_Texto da página_
^^^^^^^^

Se abordar a origem é inevitável, encontramos no uso das lendas um grande desafio do qual Recife Assombrado também peca: como tratar o assunto sem excesso de didatismo? Em diversos momentos o filme sofre com infodumping, e muitos deles ao explicar a história de uma assombração. São monólogos enormes, entregues por vezes de maneira pouco natural, assumindo um tom professoral no que seria uma conversa. A câmera, que pouco se movimenta nestas cenas, colabora para tornar esses momentos ainda mais arrastados.
Qual seria uma solução? Ao invés de interromper o filme inteiro para contar a origem da criatura, tentar trazer essas informações de maneira mais integrada a história e em pílulas. Como não há essa integração, parece que as lendas ficam descoladas do filme em que deveriam ser estrelas. Se a Galega de Santo Amaro matou o marido com seu colar, porque não espelhar isso na tentativa de assassinato que ela comete na narrativa do filme, por exemplo? Ajudaria a criar unidade.
Outro momento arrastado e didático foi o vídeo em que o personagem Vinícius entrevista os já mencionados editores Roberto Beltrão e André Balaio. Ainda que seja justa a homenagem, o diálogo sobre os perigos de se estudar assombrações é mais do que redundante e poderia ter sido abreviado. A câmera parada em plano aberto mimetiza uma gravação para YouTube, mas para a estética do filme foi uma cena empobrecedora.
Em compensação, outros momentos da história ficam apressados ou subjetivos demais. Isso contrasta com plot inicial, simples e que poderia ser bastante efetivo: Hermano, recifense que foi expulso de casa pelo pai e cresceu afastado em SP precisa voltar para investigar o desaparecimento do irmão, que esteve envolvido investigando as assombrações da cidade.
Da metade para a frente, todavia, a trama degringola ao ponto que o espectador precisa mais de uma vez que os personagens resumam o que está acontecendo para que a história volte a fazer algum sentido. A falta de explicação da cena final e dos motivos que levaram à transformação do Boca de Ouro deixam uma interrogação na cabeça do público que apenas um novo corte do filme poderia sanar.
Vale lembrar que as primeiras notícias sobre o filme davam conta de que ele seria um docudrama, buscando dar a ver na forma de audiovisual o livro que lhe serviu de base. Com o desenrolar do projeto, ele se assumiu como ficção, mas demonstrou dificuldade em abrir mão desses elementos da produção inicial. A própria menção ao escritor pernambucano ficou tão recorrente que se tornou quase caricata. Em uma cena, a femme fatale Rúbia revela que ganhou de seu affair um livro de Gilberto Freyre autografado. Está aí uma bela forma de conquistar uma mulher.

^^^^^^^^

_Seção de dados_
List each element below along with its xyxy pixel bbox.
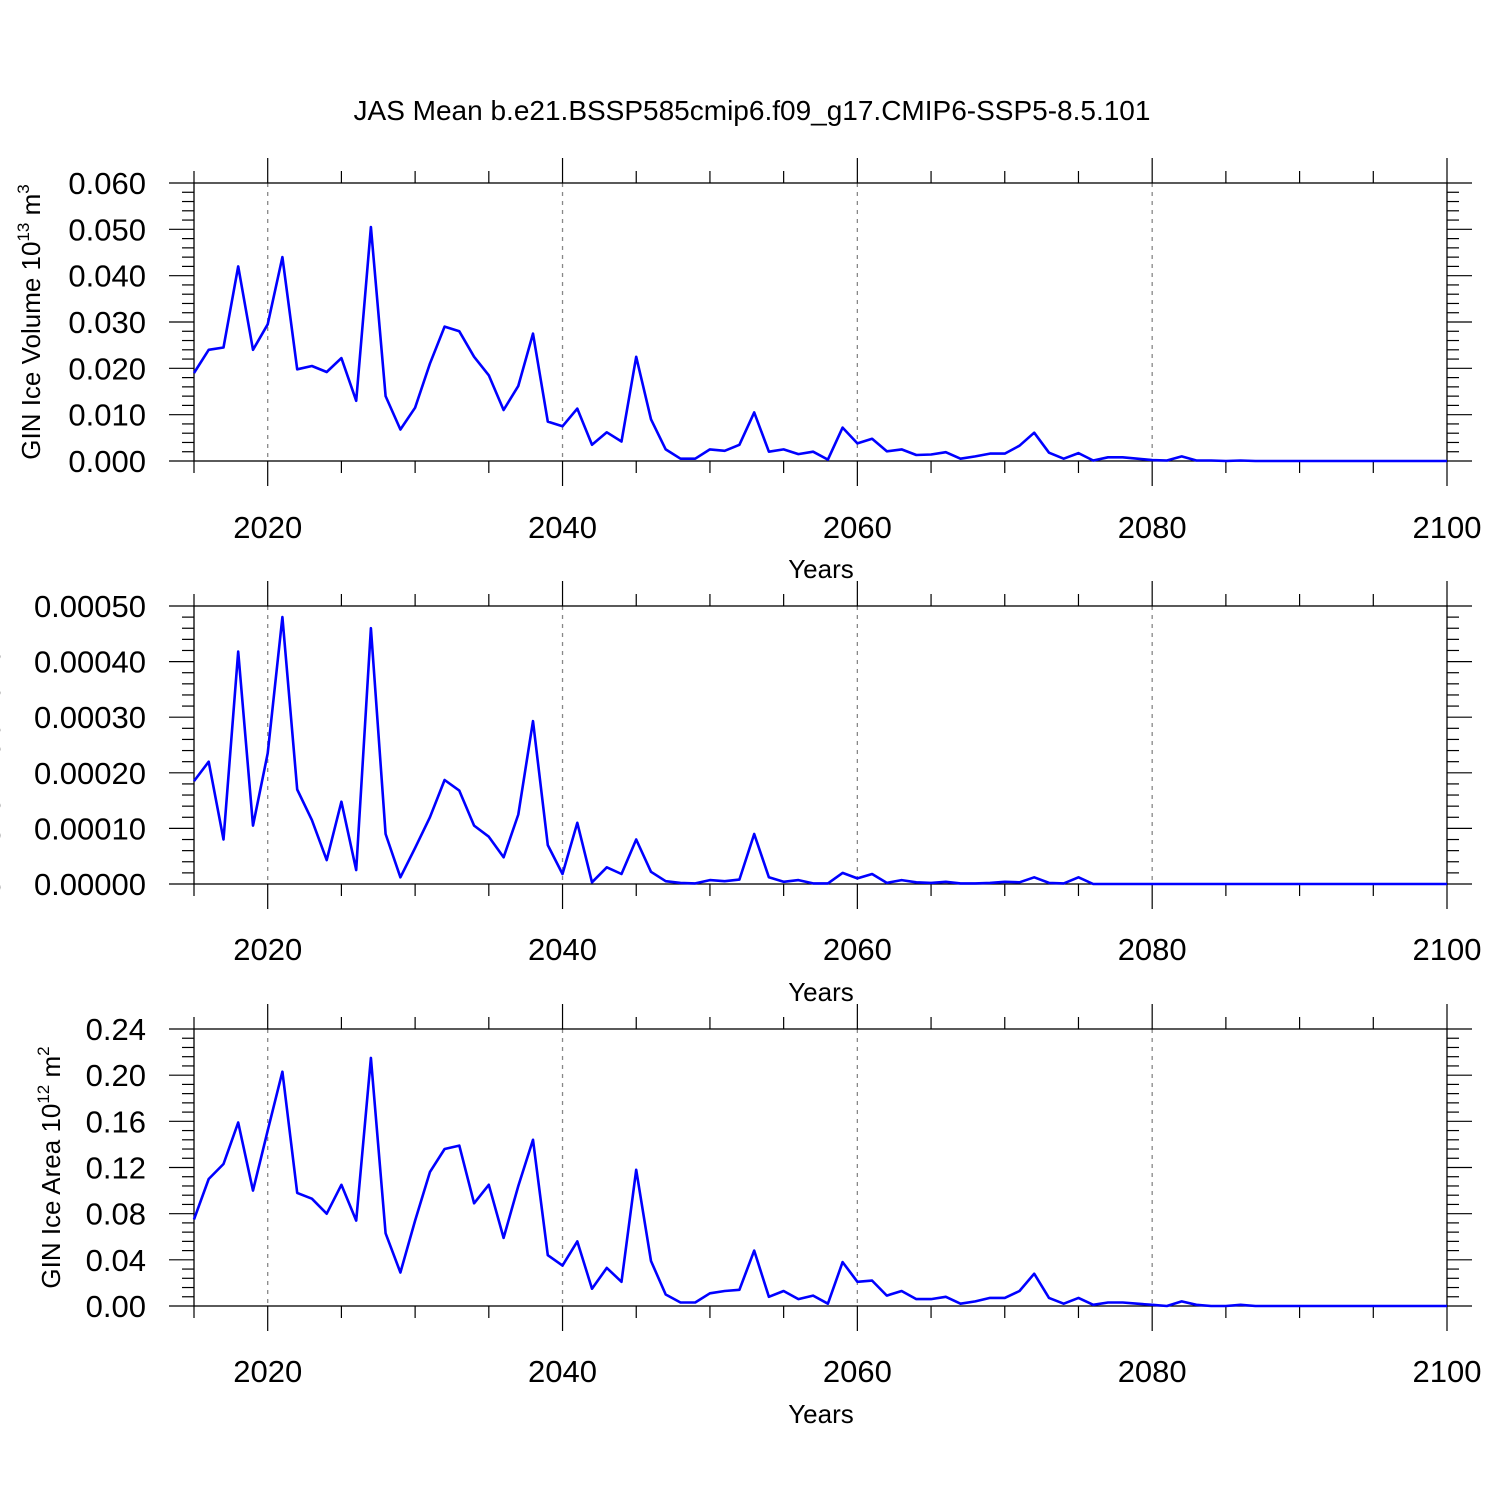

^^^^^^^^

_Detalhes da tarefa_
Por favor, dê seguimento à crítica ao filme Recife Assombrado a partir da última frase do texto da página.

_Resultado do exercício_
Coesão na linguagem

Sabemos de toda a dificuldade que é fazer cinema no Brasil, por isso é possível passar por cima de uma série de problemas de ordem técnica. Um dos mais evidentes é a fotografia. Nas cenas mais escuras, tudo some de vista e fica difícil entender o que está acontecendo. Uma luz de contorno poderia ajudar muito, mas realmente dos problemas esse é o menor.
Uma das grandes desconexões presentes na linguagem audiovisual do filme foi a escolha de representar os assassinatos cometidos por meio de animações. A proposta tem seus méritos, mas a estética cartunesca dos desenhos em nada conversa com o restante do filme.
Em algumas cenas, podemos ver que o desaparecido Vinicius chegou a ilustrar algumas criaturas nas suas observações, com um traço muito mais sujo e sombrio. Se houvesse maior ligação entre estes, que são os grandes elementos gráficos do filme, poderíamos perceber um ganho enorme no quesito estético.
Por outro lado, a escolha de trabalhar com assombrações mais humanas foi muito bem acertada tendo em vista os recursos disponíveis. No caderno, encontramos referências visuais ao Lobisomem e à Fulozinha. No diálogo de um dos personagens, se fala da Cabra-Cabriola. Então, de certa maneira, estes seres puderam fazer parte do filme dentro das possibilidades. Imperdoável mesmo é o Boca de Ouro, com este nome, não ter mostrado seu sorriso dourado uma única vez – nem mesmo na animação.
Antagonistas

O antagonista do filme, Jair das Almas, foi um grande equívoco. Com tantas assombrações à disposição, a escolha por criar um vilão próprio foi arriscada e cobra seu preço. Jair tem tantas características costuradas que nenhuma lhe é realmente marcante.
Ele é parte diabo da encruzilhada – ponto para assinar contratos pela sua alma, parte cultista satânico, parte serial killer e parte necromante. Essa última, entretanto, quase não tem tempo de tela, e precisei de um tempo para entender que o motivo do retorno de um personagem como morto-vivo se devia aos poderes do vilão. Como se não bastasse, ainda carrega um patuá no pescoço que o torna imortal – algo que só aparece no último ato.
Sua presença é indicada por três elementos cênicos que ficam concorrendo uns contra os outros: um assobio agudo, um chacoalhar de anéis ou pulseiras (à la Sinhozinho Malta) e a mania de passar a faca insistentemente por grades e paredes. É tudo tão gritante que perde impacto. Fosse apenas uma dessas, o personagem já estaria mais do que bem caracterizado.
Curioso perceber que os maneirismos com a faca, inclusive, deixam o personagem mais bobo do que assustador. Na sua introdução, quando percorre uma casa com a faca sempre levantada à altura da cabeça – filmado com uma grande angular estática – temos uma cena digna de “terrir”. Na sequência, demorei a entender se a vítima havia sido realmente esfaqueada ou apenas arrastada por ele para um ponto de luz.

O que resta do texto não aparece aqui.